> _To be done_
Where a line in the listing contains the string "Công", copy that line out.

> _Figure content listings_
------

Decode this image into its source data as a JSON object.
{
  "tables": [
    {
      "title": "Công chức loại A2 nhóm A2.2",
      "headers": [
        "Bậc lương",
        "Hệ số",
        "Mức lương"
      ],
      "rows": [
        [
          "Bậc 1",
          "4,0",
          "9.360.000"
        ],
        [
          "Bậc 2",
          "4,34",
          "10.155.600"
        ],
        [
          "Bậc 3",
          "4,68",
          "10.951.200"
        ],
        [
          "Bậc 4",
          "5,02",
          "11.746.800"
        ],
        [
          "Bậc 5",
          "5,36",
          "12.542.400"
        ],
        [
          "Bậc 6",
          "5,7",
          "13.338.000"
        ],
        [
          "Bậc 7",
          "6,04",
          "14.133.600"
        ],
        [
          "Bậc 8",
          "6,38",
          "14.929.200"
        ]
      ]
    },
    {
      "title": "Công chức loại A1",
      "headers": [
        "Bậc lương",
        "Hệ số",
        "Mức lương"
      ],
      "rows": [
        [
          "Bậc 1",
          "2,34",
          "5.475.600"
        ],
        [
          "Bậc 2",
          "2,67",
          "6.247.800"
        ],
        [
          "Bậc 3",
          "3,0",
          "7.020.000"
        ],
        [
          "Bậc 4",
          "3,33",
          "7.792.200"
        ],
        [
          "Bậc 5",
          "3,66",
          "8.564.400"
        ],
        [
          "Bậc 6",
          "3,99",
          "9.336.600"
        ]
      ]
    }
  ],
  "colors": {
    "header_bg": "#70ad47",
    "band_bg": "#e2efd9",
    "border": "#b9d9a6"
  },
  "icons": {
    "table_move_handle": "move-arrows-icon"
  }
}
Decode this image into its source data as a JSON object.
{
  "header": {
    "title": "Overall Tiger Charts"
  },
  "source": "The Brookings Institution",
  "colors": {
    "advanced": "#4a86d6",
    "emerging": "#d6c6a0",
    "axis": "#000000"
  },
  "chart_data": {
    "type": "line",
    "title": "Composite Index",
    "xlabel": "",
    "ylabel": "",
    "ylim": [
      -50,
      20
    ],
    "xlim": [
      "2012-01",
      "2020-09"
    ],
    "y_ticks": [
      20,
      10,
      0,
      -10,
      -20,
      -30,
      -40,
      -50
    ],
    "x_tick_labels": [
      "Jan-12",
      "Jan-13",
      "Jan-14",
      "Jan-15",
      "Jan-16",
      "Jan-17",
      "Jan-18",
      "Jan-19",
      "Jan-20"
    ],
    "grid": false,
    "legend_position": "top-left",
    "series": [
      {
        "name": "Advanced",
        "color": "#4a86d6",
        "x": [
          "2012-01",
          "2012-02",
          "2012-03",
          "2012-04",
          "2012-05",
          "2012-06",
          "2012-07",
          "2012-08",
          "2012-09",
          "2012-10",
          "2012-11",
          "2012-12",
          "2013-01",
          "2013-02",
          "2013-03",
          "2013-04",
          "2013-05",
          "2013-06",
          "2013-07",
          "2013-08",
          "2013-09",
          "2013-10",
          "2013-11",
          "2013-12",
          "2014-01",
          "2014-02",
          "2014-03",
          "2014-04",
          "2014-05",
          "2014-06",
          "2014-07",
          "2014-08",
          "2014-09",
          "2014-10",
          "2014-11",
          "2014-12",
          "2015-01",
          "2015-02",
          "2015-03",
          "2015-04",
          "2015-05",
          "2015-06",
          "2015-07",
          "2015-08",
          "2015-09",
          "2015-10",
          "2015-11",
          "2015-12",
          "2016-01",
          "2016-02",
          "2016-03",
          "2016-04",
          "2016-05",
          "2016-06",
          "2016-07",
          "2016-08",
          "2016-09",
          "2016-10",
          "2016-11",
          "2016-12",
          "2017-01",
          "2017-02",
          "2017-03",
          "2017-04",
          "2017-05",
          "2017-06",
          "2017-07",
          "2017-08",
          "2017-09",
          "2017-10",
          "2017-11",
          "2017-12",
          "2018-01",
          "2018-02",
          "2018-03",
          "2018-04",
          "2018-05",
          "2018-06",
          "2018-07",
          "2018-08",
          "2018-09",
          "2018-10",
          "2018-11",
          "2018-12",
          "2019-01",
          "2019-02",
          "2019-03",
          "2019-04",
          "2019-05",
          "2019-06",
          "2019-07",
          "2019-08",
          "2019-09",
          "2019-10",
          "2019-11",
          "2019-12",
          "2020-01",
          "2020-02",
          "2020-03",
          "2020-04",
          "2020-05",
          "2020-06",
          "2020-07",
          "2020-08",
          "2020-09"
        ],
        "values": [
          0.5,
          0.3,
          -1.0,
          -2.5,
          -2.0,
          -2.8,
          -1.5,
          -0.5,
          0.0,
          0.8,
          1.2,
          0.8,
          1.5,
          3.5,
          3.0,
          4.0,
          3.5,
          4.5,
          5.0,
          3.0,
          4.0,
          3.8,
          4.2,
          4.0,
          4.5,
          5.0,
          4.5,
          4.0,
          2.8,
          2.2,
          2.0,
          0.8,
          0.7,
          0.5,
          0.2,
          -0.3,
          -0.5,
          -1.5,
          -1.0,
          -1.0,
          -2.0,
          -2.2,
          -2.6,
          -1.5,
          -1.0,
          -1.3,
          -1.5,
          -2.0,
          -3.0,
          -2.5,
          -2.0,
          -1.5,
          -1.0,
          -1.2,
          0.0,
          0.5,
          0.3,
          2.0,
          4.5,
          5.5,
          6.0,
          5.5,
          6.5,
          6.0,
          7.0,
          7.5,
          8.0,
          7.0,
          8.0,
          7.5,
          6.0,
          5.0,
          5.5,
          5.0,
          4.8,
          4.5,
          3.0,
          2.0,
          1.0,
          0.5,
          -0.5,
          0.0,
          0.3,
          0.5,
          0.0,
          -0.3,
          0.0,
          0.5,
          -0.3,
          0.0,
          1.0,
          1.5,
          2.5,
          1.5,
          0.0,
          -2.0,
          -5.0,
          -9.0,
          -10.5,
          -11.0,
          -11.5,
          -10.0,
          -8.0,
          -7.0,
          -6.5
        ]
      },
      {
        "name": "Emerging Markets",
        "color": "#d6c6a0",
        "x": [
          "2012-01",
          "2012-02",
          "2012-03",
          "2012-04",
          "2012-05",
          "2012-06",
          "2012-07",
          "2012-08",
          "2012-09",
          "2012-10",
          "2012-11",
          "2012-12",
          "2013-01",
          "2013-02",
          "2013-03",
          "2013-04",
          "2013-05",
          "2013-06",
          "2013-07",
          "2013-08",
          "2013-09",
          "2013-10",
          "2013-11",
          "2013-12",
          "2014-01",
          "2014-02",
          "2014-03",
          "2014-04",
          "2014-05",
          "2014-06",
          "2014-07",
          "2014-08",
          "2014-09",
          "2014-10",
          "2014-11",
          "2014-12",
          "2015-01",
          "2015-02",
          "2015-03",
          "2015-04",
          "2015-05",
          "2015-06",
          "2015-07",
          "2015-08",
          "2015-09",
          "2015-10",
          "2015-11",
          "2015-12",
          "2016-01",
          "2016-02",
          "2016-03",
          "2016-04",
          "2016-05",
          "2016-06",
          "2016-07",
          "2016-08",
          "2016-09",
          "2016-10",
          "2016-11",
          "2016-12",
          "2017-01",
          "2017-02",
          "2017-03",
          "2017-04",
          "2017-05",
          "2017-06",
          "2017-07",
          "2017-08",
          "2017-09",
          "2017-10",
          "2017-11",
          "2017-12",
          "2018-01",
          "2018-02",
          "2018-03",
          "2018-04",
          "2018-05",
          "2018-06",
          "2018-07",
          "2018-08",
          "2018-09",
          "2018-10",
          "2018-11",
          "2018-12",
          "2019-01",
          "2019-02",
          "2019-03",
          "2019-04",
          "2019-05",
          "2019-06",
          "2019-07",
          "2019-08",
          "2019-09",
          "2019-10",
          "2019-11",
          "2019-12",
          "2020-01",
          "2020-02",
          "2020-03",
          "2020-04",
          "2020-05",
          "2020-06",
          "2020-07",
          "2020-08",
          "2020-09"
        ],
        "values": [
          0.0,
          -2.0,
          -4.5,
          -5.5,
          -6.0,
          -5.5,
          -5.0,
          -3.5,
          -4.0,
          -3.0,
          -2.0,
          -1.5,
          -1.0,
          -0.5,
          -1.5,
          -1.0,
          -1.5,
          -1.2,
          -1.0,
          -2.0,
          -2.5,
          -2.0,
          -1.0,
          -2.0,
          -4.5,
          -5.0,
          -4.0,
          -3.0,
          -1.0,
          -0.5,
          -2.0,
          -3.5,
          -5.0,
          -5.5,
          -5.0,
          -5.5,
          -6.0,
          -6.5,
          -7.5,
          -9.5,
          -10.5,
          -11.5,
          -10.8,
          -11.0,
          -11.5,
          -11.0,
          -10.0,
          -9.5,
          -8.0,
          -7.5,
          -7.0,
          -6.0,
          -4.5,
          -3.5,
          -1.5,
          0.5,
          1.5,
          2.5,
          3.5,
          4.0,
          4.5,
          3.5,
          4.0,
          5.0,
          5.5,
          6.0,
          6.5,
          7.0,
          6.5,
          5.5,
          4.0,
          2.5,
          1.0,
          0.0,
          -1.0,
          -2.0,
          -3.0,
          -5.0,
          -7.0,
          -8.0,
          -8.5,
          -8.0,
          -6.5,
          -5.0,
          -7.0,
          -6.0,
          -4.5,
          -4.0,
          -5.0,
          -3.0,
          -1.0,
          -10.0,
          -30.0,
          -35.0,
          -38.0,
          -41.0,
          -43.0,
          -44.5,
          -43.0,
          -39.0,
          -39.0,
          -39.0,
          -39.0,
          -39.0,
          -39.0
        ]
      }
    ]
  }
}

------

> _Result of this task_
      "title": "Công chức loại A2 nhóm A2.2",
      "title": "Công chức loại A1",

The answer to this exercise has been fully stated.